SOURCE MATERIAL.
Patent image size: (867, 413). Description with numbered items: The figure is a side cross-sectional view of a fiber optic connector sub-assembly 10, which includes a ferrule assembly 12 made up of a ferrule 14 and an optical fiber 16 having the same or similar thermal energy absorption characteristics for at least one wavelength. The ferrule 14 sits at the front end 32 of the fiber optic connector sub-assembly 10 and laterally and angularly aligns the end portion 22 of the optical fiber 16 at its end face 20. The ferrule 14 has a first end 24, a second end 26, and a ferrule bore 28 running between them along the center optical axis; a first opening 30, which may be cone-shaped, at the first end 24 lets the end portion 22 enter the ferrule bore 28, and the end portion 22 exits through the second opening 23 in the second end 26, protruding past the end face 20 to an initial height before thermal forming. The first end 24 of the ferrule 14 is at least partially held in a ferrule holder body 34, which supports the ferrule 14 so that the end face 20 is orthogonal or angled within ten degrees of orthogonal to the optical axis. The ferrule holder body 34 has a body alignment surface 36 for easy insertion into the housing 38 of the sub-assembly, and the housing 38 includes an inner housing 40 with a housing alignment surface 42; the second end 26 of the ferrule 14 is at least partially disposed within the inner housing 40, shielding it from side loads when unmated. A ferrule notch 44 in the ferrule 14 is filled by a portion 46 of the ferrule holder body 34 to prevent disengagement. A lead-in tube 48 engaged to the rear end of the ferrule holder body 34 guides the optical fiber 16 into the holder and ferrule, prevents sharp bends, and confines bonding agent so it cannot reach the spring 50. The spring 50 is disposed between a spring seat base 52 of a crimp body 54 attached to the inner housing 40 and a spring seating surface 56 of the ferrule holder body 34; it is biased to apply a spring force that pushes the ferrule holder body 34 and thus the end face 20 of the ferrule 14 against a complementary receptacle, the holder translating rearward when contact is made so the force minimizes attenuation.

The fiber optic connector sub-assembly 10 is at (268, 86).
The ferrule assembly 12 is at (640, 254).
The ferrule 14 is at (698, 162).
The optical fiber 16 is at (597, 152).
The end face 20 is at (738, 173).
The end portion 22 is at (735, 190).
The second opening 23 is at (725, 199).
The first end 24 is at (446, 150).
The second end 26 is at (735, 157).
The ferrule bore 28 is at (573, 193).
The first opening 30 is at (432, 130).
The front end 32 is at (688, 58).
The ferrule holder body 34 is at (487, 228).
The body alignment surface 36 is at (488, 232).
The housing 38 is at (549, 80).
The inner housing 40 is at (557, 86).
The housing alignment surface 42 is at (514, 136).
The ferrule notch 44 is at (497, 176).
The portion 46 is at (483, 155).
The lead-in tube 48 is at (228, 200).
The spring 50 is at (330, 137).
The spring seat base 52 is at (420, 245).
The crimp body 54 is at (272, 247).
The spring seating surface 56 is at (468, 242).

--

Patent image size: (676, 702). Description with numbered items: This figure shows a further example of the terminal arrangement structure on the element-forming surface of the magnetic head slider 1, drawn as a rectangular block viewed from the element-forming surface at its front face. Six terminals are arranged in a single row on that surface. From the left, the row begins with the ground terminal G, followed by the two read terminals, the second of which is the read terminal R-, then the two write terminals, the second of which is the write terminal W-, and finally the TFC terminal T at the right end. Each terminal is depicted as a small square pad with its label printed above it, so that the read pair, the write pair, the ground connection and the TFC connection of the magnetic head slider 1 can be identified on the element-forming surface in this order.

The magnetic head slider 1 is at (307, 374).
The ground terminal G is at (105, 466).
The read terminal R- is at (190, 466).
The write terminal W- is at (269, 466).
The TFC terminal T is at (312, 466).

YOUR INSTRUCTIONS. Could you lay out the records above as a Markdown table with columns named "Number" and "Entry", starting with the line that contains "Patent image size: (676, 702)." and going on through the line that contains "The TFC terminal T is at (312, 466)."? Leave out any blank lines.

RESPONSE TO THIS TASK.
| Number | Entry |
|---|---|
| 1 | Patent image size: (676, 702). Description with numbered items: This figure shows a further example of the terminal arrangement structure on the element-forming surface of the magnetic head slider 1, drawn as a rectangular block viewed from the element-forming surface at its front face. Six terminals are arranged in a single row on that surface. From the left, the row begins with the ground terminal G, followed by the two read terminals, the second of which is the read terminal R-, then the two write terminals, the second of which is the write terminal W-, and finally the TFC terminal T at the right end. Each terminal is depicted as a small square pad with its label printed above it, so that the read pair, the write pair, the ground connection and the TFC connection of the magnetic head slider 1 can be identified on the element-forming surface in this order. |
| 2 | The magnetic head slider 1 is at (307, 374). |
| 3 | The ground terminal G is at (105, 466). |
| 4 | The read terminal R- is at (190, 466). |
| 5 | The write terminal W- is at (269, 466). |
| 6 | The TFC terminal T is at (312, 466). |